[EXERCISE REQUIREMENTS]
Scan the records for the word "their". Copy each line that includes it.

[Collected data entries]
----------

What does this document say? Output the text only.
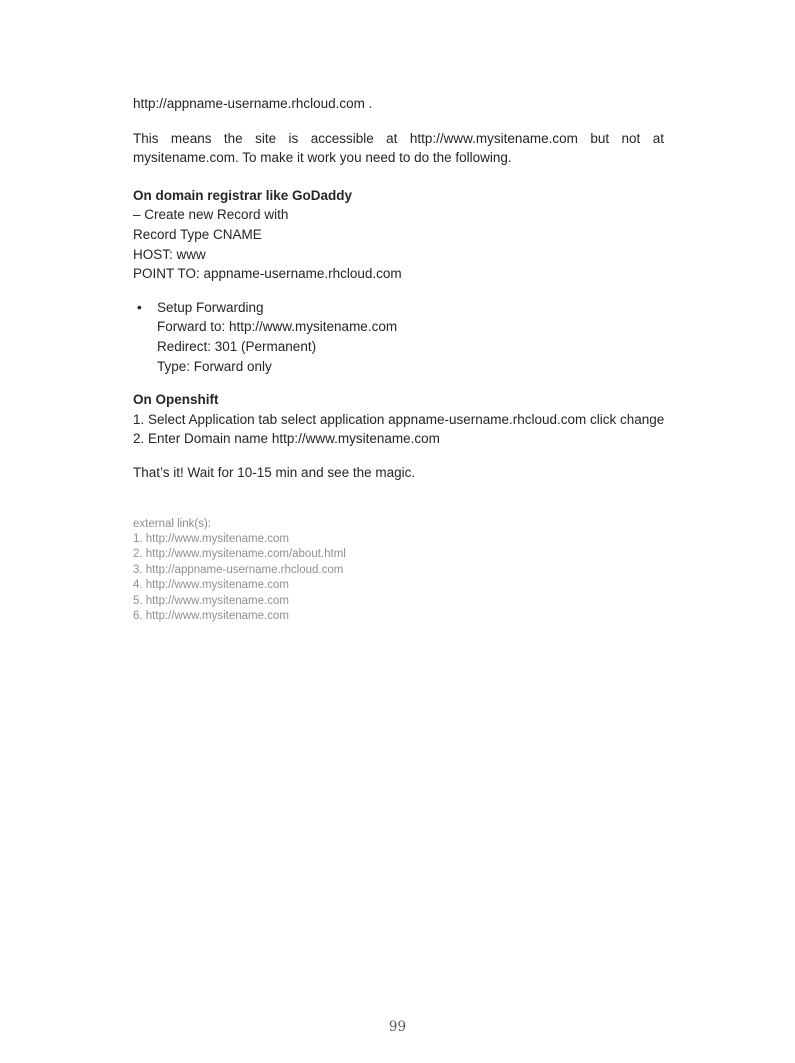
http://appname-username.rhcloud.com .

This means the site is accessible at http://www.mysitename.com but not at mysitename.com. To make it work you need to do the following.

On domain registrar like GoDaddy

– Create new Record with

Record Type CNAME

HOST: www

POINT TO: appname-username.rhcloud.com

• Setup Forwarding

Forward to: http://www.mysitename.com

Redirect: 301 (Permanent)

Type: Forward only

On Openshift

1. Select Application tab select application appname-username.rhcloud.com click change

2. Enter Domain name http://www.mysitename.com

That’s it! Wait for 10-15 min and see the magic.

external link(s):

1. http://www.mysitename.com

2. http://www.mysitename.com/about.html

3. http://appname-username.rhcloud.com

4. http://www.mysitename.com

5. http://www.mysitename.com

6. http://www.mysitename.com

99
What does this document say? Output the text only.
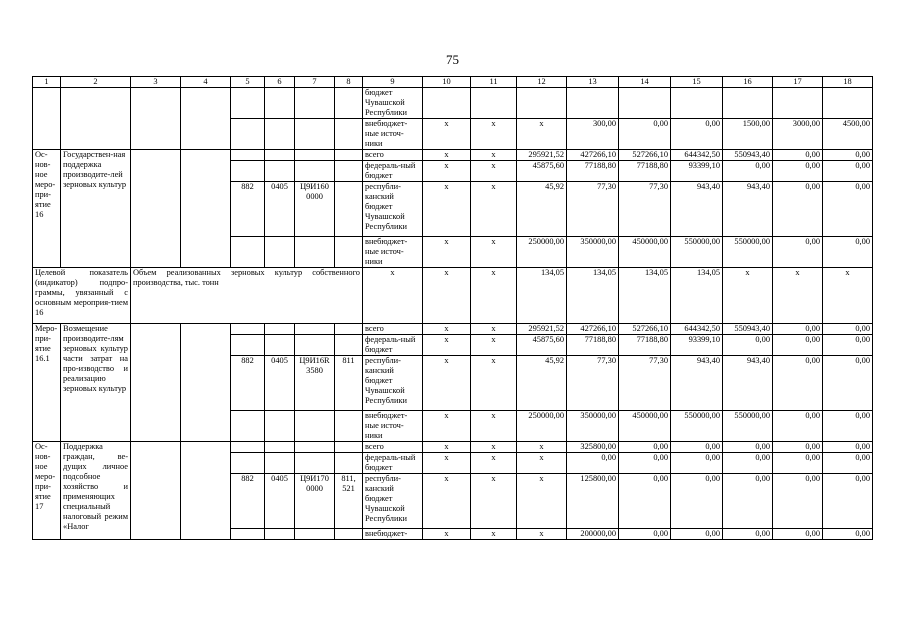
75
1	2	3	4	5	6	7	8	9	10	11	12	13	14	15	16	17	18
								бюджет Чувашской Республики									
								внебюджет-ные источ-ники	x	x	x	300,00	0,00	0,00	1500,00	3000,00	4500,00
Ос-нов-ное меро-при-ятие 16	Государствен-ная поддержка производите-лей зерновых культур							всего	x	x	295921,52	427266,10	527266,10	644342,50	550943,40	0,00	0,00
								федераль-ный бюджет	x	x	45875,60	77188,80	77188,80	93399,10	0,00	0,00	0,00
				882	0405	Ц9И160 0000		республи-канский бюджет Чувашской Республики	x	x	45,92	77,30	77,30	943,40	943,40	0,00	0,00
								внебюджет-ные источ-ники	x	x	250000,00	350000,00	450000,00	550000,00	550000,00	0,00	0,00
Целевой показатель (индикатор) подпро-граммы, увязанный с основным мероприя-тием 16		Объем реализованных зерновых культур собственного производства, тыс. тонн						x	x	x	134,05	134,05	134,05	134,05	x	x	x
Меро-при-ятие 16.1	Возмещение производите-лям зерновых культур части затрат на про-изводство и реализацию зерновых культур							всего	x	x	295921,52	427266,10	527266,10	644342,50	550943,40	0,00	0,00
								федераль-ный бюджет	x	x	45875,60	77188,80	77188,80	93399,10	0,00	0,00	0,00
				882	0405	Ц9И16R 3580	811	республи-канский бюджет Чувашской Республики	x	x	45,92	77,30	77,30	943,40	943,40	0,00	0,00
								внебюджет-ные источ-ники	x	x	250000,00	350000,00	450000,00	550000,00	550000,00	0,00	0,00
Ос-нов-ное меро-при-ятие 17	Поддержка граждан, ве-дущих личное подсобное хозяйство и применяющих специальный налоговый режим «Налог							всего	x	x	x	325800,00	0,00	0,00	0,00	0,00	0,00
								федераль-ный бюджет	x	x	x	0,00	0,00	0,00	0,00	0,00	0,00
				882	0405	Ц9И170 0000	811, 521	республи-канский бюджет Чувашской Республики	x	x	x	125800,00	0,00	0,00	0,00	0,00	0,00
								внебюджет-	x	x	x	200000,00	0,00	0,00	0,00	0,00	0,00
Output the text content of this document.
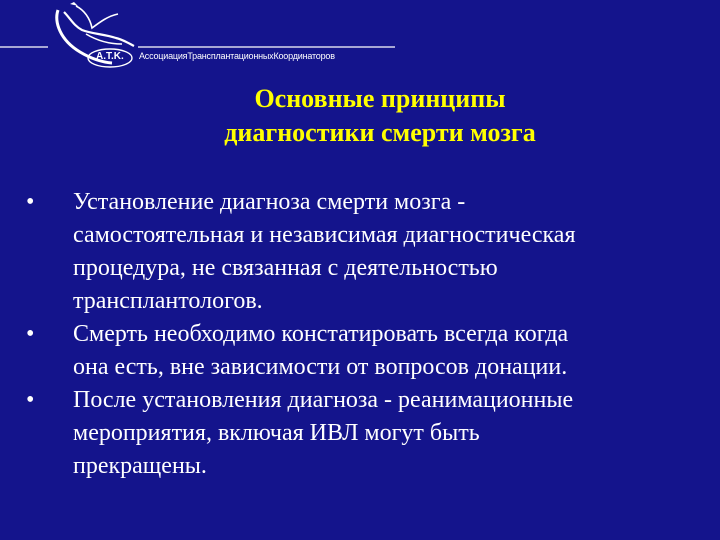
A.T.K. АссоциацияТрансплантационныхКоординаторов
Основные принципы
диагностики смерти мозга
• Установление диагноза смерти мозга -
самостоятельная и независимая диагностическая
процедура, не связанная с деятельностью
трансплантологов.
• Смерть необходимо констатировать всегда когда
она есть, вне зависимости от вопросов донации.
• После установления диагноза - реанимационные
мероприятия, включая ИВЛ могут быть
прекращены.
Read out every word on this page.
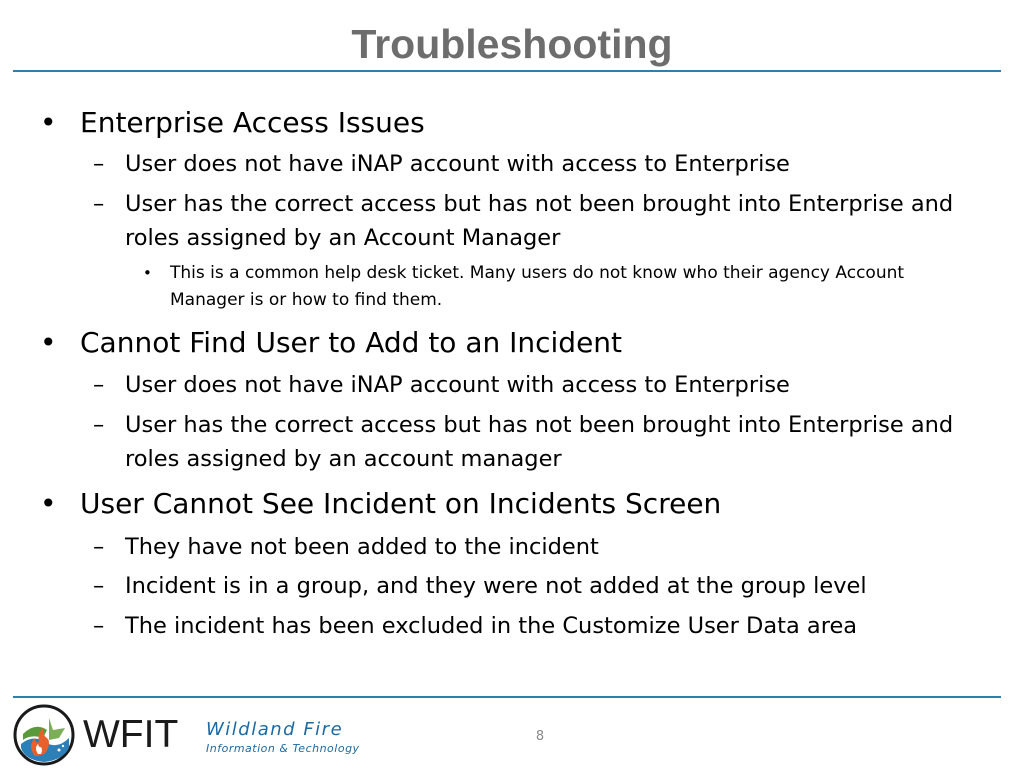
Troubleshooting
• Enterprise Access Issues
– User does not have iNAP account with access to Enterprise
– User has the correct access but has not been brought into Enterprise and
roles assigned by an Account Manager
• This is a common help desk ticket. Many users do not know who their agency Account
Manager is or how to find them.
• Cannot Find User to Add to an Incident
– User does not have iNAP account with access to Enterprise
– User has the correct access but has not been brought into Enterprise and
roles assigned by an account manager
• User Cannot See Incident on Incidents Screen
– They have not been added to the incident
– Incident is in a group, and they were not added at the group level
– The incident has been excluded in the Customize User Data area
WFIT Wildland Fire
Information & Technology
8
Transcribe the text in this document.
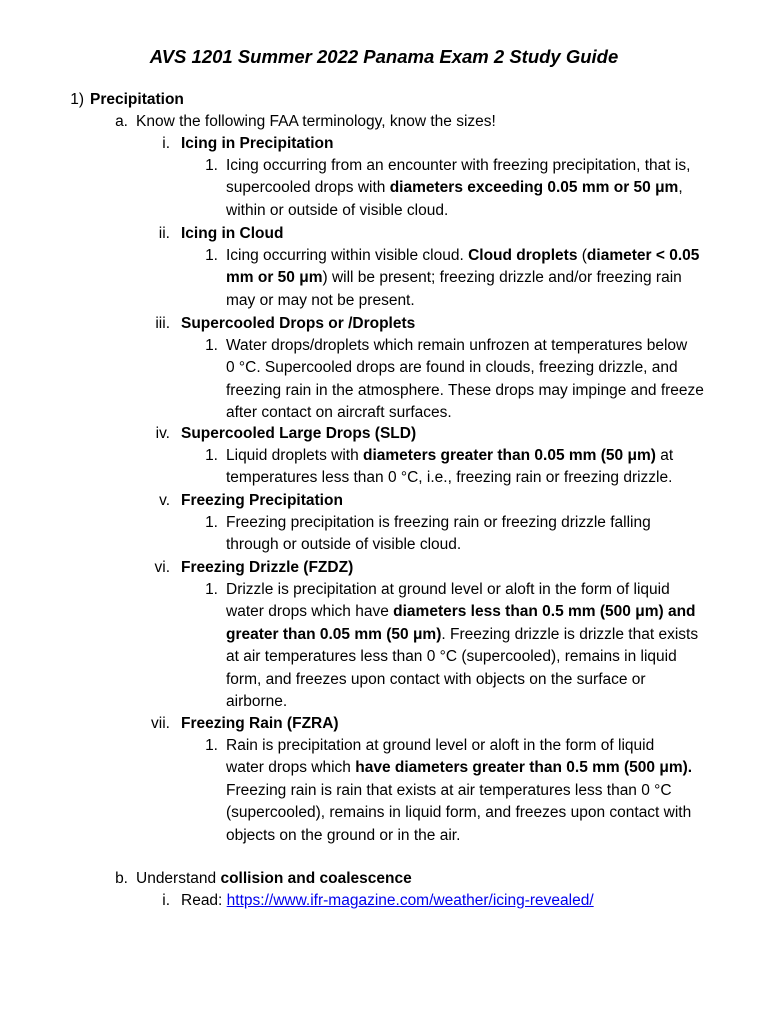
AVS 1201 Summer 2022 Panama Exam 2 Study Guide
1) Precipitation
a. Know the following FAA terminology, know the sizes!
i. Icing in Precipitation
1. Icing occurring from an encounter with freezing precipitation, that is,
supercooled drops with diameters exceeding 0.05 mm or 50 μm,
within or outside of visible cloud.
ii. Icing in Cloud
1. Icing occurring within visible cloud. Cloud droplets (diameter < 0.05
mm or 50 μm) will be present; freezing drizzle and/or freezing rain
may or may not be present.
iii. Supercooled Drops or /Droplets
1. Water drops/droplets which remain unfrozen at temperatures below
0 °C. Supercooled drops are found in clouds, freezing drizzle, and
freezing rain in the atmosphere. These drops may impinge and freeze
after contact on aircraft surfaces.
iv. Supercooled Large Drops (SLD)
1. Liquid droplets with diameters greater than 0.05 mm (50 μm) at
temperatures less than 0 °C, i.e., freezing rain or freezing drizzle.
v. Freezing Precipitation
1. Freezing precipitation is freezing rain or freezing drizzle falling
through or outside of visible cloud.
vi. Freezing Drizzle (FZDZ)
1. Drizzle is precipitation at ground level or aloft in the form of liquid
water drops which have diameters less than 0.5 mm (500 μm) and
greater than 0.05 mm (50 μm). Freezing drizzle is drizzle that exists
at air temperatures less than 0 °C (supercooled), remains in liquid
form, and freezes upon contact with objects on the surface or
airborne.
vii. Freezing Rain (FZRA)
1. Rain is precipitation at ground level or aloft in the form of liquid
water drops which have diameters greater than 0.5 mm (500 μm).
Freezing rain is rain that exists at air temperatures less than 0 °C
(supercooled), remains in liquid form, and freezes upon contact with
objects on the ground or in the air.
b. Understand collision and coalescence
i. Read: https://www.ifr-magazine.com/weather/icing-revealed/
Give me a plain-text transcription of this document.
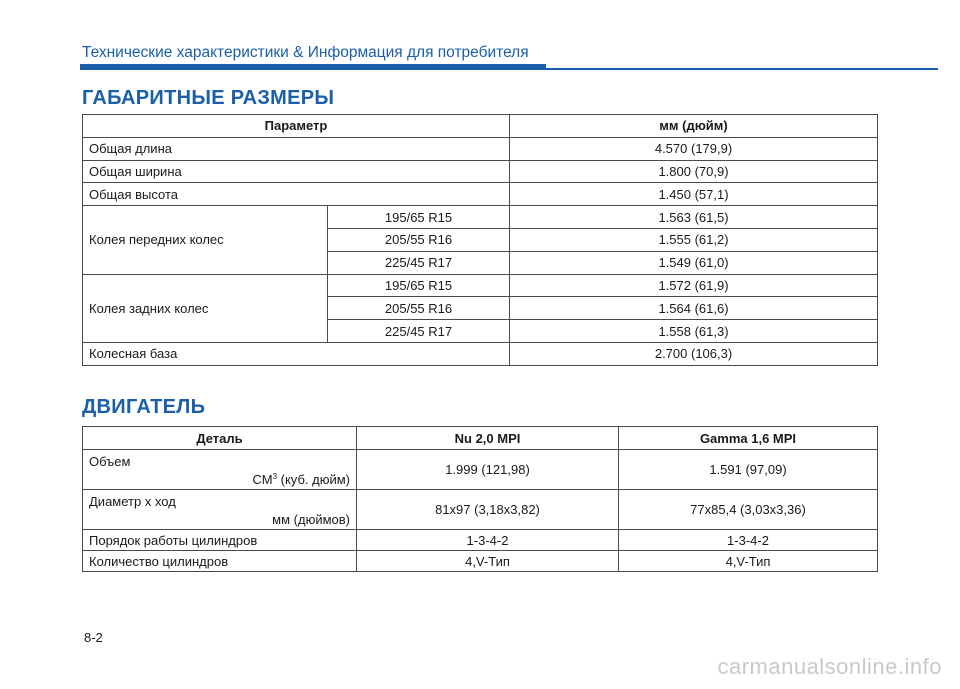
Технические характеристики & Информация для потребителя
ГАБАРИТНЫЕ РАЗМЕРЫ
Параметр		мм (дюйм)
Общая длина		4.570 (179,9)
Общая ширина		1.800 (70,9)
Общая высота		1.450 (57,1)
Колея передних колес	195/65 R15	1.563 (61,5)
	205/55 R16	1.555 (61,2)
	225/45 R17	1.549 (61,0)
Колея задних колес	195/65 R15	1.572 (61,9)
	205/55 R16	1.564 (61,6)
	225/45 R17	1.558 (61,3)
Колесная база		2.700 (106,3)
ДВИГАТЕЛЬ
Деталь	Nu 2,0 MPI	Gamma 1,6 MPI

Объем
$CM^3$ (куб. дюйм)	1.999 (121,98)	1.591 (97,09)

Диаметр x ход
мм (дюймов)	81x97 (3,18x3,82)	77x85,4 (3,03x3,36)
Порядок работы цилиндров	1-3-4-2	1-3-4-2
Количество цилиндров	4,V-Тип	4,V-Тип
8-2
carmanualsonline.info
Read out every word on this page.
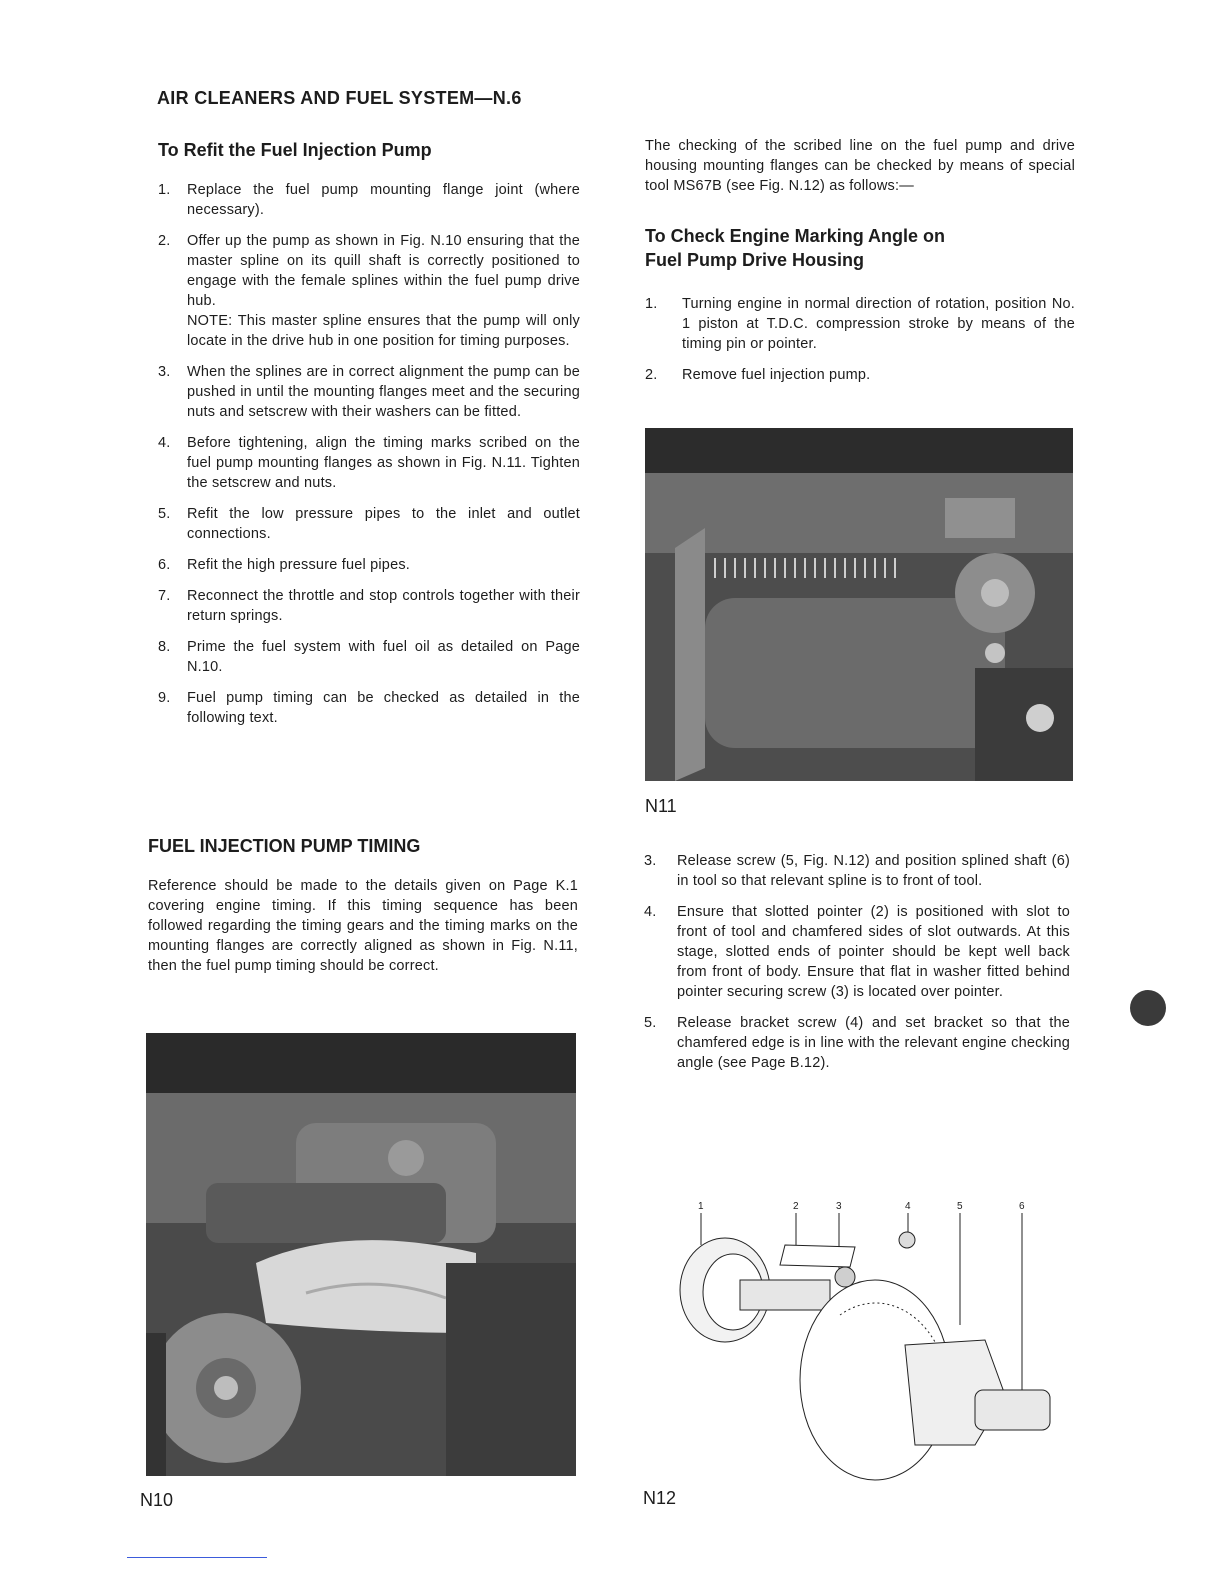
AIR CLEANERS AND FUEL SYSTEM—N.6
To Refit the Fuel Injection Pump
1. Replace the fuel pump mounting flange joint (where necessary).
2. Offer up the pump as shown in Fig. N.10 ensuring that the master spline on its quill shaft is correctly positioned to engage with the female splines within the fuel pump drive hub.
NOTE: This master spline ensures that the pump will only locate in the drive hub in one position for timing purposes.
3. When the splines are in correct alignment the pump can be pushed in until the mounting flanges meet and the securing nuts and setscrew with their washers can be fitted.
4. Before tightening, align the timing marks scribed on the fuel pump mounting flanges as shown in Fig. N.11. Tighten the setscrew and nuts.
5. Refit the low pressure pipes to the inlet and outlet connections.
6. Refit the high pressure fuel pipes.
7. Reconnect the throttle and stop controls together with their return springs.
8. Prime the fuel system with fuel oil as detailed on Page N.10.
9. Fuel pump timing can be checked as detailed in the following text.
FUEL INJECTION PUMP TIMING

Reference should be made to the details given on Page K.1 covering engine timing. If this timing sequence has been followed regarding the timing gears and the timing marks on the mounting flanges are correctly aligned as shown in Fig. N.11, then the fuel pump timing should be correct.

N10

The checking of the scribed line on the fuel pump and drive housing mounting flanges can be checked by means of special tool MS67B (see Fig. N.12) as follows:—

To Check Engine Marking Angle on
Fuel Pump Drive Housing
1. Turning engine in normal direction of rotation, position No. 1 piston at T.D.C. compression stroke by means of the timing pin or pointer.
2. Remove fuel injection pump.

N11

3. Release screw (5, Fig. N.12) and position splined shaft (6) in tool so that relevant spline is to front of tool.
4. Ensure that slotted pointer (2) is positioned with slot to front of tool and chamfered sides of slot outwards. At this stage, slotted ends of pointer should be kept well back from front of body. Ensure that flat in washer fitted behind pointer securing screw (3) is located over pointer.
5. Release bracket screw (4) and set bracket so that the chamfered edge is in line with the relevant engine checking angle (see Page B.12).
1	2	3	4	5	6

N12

----------

[RESULT FOR THIS TASK]
• This is a common help desk ticket. Many users do not know who their agency Account
3. When the splines are in correct alignment the pump can be pushed in until the mounting flanges meet and the securing nuts and setscrew with their washers can be fitted.
7. Reconnect the throttle and stop controls together with their return springs.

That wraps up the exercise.